# start of Rows

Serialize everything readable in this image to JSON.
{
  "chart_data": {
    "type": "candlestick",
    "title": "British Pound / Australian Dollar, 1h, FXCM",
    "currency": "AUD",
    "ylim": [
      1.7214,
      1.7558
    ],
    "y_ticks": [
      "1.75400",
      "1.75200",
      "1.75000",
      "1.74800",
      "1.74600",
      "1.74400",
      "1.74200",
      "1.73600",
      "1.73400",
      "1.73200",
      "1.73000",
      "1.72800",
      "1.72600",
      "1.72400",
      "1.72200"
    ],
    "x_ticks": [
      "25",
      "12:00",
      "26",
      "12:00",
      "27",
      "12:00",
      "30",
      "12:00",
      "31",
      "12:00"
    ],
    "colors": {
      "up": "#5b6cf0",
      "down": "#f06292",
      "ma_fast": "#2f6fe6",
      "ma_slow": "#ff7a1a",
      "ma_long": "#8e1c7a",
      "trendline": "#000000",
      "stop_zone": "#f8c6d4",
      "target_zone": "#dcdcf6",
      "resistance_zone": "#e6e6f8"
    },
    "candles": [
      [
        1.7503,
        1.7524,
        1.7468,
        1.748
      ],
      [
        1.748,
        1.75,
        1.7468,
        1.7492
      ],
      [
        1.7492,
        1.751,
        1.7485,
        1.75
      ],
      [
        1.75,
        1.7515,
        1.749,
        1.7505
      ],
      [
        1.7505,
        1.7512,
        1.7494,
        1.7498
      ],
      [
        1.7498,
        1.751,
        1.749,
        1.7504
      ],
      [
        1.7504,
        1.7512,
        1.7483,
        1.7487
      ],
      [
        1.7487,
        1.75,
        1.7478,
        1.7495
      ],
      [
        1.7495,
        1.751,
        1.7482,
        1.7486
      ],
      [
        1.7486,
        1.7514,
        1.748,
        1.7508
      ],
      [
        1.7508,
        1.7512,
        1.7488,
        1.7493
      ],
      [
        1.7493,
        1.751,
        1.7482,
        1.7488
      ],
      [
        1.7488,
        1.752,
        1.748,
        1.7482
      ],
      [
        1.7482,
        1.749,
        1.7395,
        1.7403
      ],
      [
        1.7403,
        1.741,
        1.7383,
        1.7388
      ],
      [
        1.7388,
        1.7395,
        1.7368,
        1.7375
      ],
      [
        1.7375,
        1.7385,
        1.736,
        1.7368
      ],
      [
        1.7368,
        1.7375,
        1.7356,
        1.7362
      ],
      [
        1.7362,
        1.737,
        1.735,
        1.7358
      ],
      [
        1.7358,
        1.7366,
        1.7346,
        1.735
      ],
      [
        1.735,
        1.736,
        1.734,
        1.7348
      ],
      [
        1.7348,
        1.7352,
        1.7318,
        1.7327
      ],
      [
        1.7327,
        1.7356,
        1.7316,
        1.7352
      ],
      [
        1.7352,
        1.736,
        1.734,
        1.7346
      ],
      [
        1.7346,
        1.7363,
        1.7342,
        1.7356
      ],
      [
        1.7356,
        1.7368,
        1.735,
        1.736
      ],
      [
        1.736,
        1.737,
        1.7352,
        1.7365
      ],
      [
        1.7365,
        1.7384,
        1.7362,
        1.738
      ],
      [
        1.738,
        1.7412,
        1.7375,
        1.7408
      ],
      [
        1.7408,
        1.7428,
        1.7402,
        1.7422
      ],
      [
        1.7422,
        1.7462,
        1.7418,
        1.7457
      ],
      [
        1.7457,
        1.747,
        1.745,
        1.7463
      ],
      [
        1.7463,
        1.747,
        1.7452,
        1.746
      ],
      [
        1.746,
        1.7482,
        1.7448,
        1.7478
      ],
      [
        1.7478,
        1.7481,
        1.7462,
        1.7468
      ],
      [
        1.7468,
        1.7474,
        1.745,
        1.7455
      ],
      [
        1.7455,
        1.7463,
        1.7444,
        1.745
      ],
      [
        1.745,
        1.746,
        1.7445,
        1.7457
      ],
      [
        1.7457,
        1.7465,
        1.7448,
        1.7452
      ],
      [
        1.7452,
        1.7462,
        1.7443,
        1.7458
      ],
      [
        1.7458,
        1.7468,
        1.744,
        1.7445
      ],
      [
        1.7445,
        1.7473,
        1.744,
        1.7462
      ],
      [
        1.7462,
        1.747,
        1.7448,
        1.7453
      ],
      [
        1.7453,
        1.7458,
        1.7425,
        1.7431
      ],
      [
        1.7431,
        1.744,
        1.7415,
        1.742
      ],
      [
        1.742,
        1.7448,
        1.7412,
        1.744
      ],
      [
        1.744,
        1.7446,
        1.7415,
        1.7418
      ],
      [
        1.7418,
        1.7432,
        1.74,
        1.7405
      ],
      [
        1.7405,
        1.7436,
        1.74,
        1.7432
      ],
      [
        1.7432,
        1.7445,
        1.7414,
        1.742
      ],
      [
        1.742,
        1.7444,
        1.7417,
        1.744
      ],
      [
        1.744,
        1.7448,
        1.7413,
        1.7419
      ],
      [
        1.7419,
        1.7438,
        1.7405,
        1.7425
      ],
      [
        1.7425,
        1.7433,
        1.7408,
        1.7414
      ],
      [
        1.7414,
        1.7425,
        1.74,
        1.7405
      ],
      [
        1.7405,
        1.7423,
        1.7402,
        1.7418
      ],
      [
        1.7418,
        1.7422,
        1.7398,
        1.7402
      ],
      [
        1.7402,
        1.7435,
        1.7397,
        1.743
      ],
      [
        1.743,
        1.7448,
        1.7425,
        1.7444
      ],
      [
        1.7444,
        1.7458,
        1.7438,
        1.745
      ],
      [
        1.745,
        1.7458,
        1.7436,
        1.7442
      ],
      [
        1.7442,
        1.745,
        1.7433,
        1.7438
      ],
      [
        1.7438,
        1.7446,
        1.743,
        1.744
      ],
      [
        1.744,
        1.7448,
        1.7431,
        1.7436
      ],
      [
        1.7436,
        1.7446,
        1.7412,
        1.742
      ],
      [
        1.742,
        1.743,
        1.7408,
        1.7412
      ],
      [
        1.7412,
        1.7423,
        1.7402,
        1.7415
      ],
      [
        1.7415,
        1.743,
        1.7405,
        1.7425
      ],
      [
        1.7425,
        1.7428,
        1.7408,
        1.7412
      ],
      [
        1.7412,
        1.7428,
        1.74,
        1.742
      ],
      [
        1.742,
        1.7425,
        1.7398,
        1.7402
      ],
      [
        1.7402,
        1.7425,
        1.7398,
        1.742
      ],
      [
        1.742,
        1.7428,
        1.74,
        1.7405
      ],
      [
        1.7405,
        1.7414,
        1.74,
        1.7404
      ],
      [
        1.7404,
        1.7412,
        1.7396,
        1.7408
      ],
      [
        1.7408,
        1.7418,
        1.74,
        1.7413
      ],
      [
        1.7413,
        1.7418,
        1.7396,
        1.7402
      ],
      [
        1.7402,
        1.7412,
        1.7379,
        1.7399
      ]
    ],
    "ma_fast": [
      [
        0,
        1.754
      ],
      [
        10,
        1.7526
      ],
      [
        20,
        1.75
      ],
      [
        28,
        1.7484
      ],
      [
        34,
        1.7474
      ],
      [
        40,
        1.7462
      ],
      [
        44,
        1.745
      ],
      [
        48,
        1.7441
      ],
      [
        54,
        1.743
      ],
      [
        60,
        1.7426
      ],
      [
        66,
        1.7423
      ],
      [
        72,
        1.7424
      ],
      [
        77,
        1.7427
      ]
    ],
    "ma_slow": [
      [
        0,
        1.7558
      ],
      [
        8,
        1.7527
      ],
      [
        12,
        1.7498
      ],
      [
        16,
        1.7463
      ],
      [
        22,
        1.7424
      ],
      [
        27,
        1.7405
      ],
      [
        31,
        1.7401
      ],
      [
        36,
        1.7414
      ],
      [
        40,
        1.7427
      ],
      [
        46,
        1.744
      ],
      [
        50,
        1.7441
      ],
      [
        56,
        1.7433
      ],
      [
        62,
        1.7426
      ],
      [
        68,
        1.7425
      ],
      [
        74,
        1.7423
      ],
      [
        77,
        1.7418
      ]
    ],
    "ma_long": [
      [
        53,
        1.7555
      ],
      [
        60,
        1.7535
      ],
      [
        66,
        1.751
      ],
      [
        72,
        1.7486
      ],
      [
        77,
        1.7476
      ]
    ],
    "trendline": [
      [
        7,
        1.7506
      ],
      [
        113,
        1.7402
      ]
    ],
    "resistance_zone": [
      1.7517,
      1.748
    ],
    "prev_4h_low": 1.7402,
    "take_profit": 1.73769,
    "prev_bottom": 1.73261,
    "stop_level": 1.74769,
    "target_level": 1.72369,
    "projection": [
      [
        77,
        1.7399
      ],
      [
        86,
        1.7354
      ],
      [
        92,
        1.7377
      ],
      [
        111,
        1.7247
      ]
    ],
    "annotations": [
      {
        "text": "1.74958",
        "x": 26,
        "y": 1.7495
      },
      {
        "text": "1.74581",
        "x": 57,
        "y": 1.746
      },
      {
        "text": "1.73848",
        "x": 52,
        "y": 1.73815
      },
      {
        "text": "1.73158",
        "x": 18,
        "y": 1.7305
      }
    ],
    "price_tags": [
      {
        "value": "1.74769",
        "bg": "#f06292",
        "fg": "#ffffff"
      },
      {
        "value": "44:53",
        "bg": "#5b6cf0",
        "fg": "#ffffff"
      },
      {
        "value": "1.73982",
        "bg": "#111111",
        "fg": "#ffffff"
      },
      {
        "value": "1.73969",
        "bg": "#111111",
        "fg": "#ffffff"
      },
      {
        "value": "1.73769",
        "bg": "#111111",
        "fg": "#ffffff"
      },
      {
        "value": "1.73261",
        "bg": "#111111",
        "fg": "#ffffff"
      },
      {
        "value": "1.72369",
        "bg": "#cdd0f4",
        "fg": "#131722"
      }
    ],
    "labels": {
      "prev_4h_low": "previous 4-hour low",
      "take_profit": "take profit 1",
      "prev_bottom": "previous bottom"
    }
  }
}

# end of Rows

Task requirements => Determine how many lines of the listing above hold the word "previous". Report that number without anything else.

Solved problem => 2